>>
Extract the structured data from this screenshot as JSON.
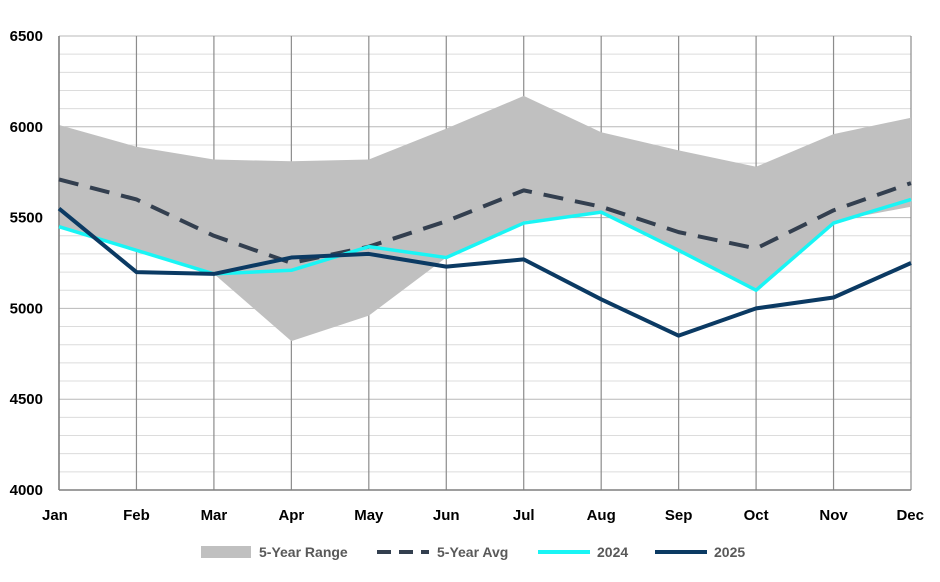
{
  "chart_data": {
    "type": "line",
    "title": "",
    "xlabel": "",
    "ylabel": "",
    "categories": [
      "Jan",
      "Feb",
      "Mar",
      "Apr",
      "May",
      "Jun",
      "Jul",
      "Aug",
      "Sep",
      "Oct",
      "Nov",
      "Dec"
    ],
    "ylim": [
      4000,
      6500
    ],
    "yticks": [
      4000,
      4500,
      5000,
      5500,
      6000,
      6500
    ],
    "grid": true,
    "legend_position": "bottom",
    "range": {
      "name": "5-Year Range",
      "color": "#c0c0c0",
      "min": [
        5450,
        5320,
        5190,
        4820,
        4960,
        5280,
        5480,
        5530,
        5320,
        5110,
        5480,
        5560
      ],
      "max": [
        6010,
        5890,
        5820,
        5810,
        5820,
        5990,
        6170,
        5970,
        5870,
        5780,
        5960,
        6050
      ]
    },
    "series": [
      {
        "name": "5-Year Avg",
        "color": "#333f4f",
        "style": "dashed",
        "values": [
          5710,
          5600,
          5400,
          5250,
          5340,
          5480,
          5650,
          5560,
          5420,
          5330,
          5540,
          5690
        ]
      },
      {
        "name": "2024",
        "color": "#19f5f5",
        "style": "solid",
        "values": [
          5450,
          5320,
          5190,
          5210,
          5340,
          5280,
          5470,
          5530,
          5320,
          5100,
          5470,
          5600
        ]
      },
      {
        "name": "2025",
        "color": "#0b3a63",
        "style": "solid",
        "values": [
          5550,
          5200,
          5190,
          5280,
          5300,
          5230,
          5270,
          5050,
          4850,
          5000,
          5060,
          5250
        ]
      }
    ]
  }
}
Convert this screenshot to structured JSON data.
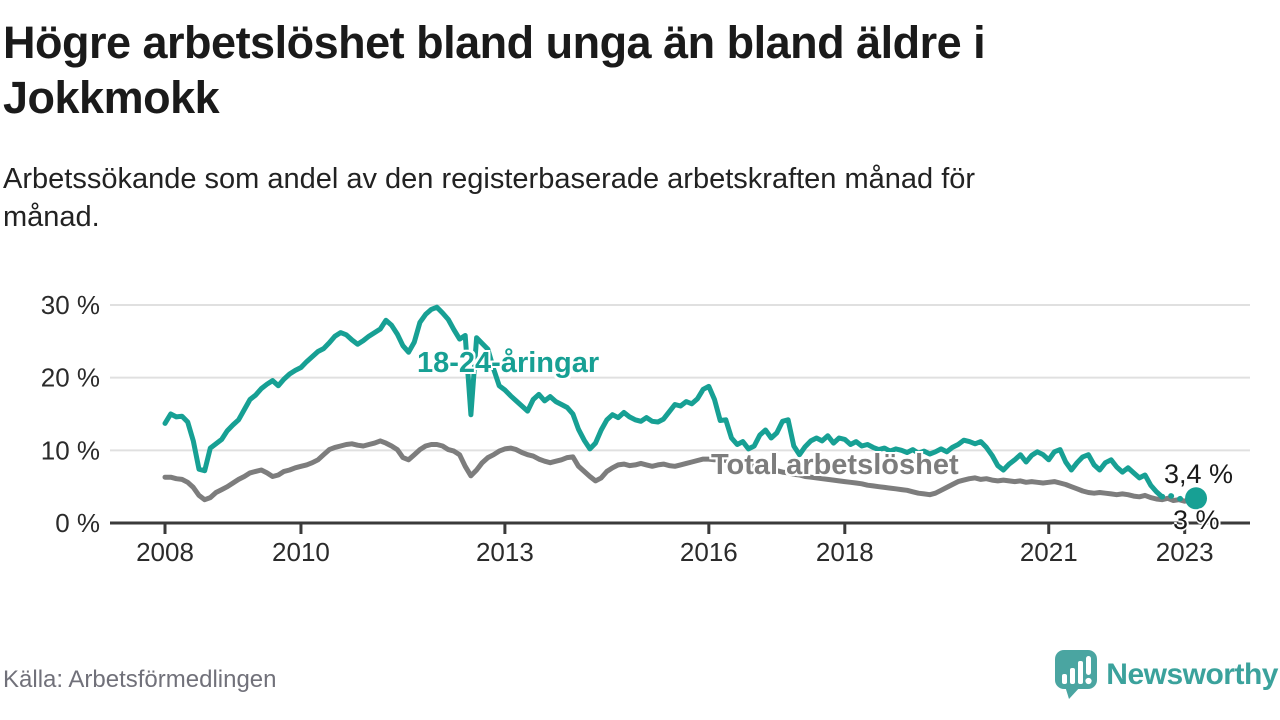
{
  "title": "Högre arbetslöshet bland unga än bland äldre i Jokkmokk",
  "subtitle": "Arbetssökande som andel av den registerbaserade arbetskraften månad för månad.",
  "source": "Källa: Arbetsförmedlingen",
  "logo": {
    "brand": "Newsworthy",
    "icon": "bar-chart-speech-bubble-icon",
    "color": "#4aa5a1"
  },
  "colors": {
    "youth_line": "#17a094",
    "total_line": "#7d7d7d",
    "axis": "#3a3a3a",
    "grid": "#e0e0e0",
    "annotation_text": "#1a1a1a"
  },
  "chart_data": {
    "type": "line",
    "title": "Högre arbetslöshet bland unga än bland äldre i Jokkmokk",
    "xlabel": "",
    "ylabel": "",
    "x_start": "2008-01",
    "x_end": "2023-03",
    "x_ticks": [
      {
        "year": 2008,
        "label": "2008"
      },
      {
        "year": 2010,
        "label": "2010"
      },
      {
        "year": 2013,
        "label": "2013"
      },
      {
        "year": 2016,
        "label": "2016"
      },
      {
        "year": 2018,
        "label": "2018"
      },
      {
        "year": 2021,
        "label": "2021"
      },
      {
        "year": 2023,
        "label": "2023"
      }
    ],
    "y_ticks": [
      {
        "value": 0,
        "label": "0 %"
      },
      {
        "value": 10,
        "label": "10 %"
      },
      {
        "value": 20,
        "label": "20 %"
      },
      {
        "value": 30,
        "label": "30 %"
      }
    ],
    "y_gridlines": [
      10,
      20,
      30
    ],
    "ylim": [
      0,
      31
    ],
    "grid": true,
    "legend_position": "inline-labels",
    "series": [
      {
        "name": "18-24-åringar",
        "color": "#17a094",
        "end_label": "3,4 %",
        "end_value": 3.4,
        "preliminary_dotted_from_index": 176,
        "end_dot": true,
        "values": [
          13.7,
          15.0,
          14.6,
          14.7,
          13.9,
          11.3,
          7.4,
          7.2,
          10.3,
          10.9,
          11.5,
          12.7,
          13.5,
          14.2,
          15.6,
          17.0,
          17.6,
          18.5,
          19.1,
          19.6,
          18.9,
          19.8,
          20.5,
          21.0,
          21.4,
          22.2,
          22.9,
          23.6,
          24.0,
          24.8,
          25.7,
          26.2,
          25.9,
          25.2,
          24.6,
          25.1,
          25.7,
          26.2,
          26.7,
          27.9,
          27.2,
          26.0,
          24.4,
          23.5,
          24.9,
          27.6,
          28.7,
          29.4,
          29.7,
          28.9,
          28.0,
          26.6,
          25.3,
          25.8,
          14.9,
          25.5,
          24.7,
          23.9,
          21.2,
          18.9,
          18.3,
          17.5,
          16.8,
          16.1,
          15.4,
          17.0,
          17.7,
          16.8,
          17.4,
          16.7,
          16.3,
          15.9,
          15.0,
          12.9,
          11.4,
          10.2,
          11.0,
          12.8,
          14.2,
          14.9,
          14.5,
          15.2,
          14.6,
          14.2,
          14.0,
          14.5,
          14.0,
          13.9,
          14.3,
          15.3,
          16.3,
          16.1,
          16.7,
          16.4,
          17.1,
          18.4,
          18.8,
          17.0,
          14.1,
          14.2,
          11.7,
          10.8,
          11.2,
          10.2,
          10.6,
          12.1,
          12.8,
          11.7,
          12.4,
          14.0,
          14.2,
          10.6,
          9.4,
          10.5,
          11.3,
          11.7,
          11.3,
          12.0,
          11.0,
          11.7,
          11.5,
          10.8,
          11.2,
          10.6,
          10.8,
          10.4,
          10.1,
          10.3,
          9.9,
          10.2,
          10.0,
          9.7,
          10.1,
          9.6,
          9.9,
          9.5,
          9.8,
          10.2,
          9.8,
          10.4,
          10.8,
          11.4,
          11.2,
          10.9,
          11.2,
          10.4,
          9.3,
          7.9,
          7.3,
          8.1,
          8.7,
          9.4,
          8.4,
          9.3,
          9.8,
          9.4,
          8.7,
          9.8,
          10.1,
          8.4,
          7.3,
          8.3,
          9.1,
          9.4,
          8.0,
          7.3,
          8.3,
          8.7,
          7.7,
          7.0,
          7.6,
          6.9,
          6.2,
          6.6,
          5.2,
          4.3,
          3.6,
          3.9,
          3.6,
          3.3,
          3.5,
          3.2,
          3.4
        ]
      },
      {
        "name": "Total arbetslöshet",
        "color": "#7d7d7d",
        "end_label": "3 %",
        "end_value": 3.0,
        "end_dot": false,
        "values": [
          6.3,
          6.3,
          6.1,
          6.0,
          5.6,
          4.9,
          3.8,
          3.2,
          3.5,
          4.2,
          4.6,
          5.0,
          5.5,
          6.0,
          6.4,
          6.9,
          7.1,
          7.3,
          6.9,
          6.4,
          6.6,
          7.1,
          7.3,
          7.6,
          7.8,
          8.0,
          8.3,
          8.7,
          9.4,
          10.1,
          10.4,
          10.6,
          10.8,
          10.9,
          10.7,
          10.6,
          10.8,
          11.0,
          11.3,
          11.0,
          10.6,
          10.1,
          9.0,
          8.7,
          9.4,
          10.1,
          10.6,
          10.8,
          10.8,
          10.6,
          10.1,
          9.9,
          9.4,
          7.8,
          6.5,
          7.3,
          8.3,
          9.0,
          9.4,
          9.9,
          10.2,
          10.3,
          10.1,
          9.7,
          9.4,
          9.2,
          8.8,
          8.5,
          8.3,
          8.5,
          8.7,
          9.0,
          9.1,
          7.8,
          7.1,
          6.4,
          5.8,
          6.2,
          7.1,
          7.6,
          8.0,
          8.1,
          7.9,
          8.0,
          8.2,
          8.0,
          7.8,
          8.0,
          8.1,
          7.9,
          7.8,
          8.0,
          8.2,
          8.4,
          8.6,
          8.8,
          8.8,
          8.7,
          8.8,
          8.6,
          8.7,
          8.5,
          8.3,
          8.1,
          7.9,
          7.7,
          7.5,
          7.3,
          7.2,
          7.0,
          6.9,
          6.7,
          6.6,
          6.4,
          6.3,
          6.2,
          6.1,
          6.0,
          5.9,
          5.8,
          5.7,
          5.6,
          5.5,
          5.4,
          5.2,
          5.1,
          5.0,
          4.9,
          4.8,
          4.7,
          4.6,
          4.5,
          4.3,
          4.1,
          4.0,
          3.9,
          4.1,
          4.5,
          4.9,
          5.3,
          5.7,
          5.9,
          6.1,
          6.2,
          6.0,
          6.1,
          5.9,
          5.8,
          5.9,
          5.8,
          5.7,
          5.8,
          5.6,
          5.7,
          5.6,
          5.5,
          5.6,
          5.7,
          5.5,
          5.3,
          5.0,
          4.7,
          4.4,
          4.2,
          4.1,
          4.2,
          4.1,
          4.0,
          3.9,
          4.0,
          3.9,
          3.7,
          3.6,
          3.8,
          3.5,
          3.3,
          3.2,
          3.4,
          3.1,
          3.2,
          3.0,
          3.1,
          3.0
        ]
      }
    ]
  }
}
<<
▶ _Exercise instructions_:
Find each line holding the word "Jokkmokk" and copy it.

▶ _Solution below_:
  "title": "Högre arbetslöshet bland unga än bland äldre i Jokkmokk",
    "title": "Högre arbetslöshet bland unga än bland äldre i Jokkmokk",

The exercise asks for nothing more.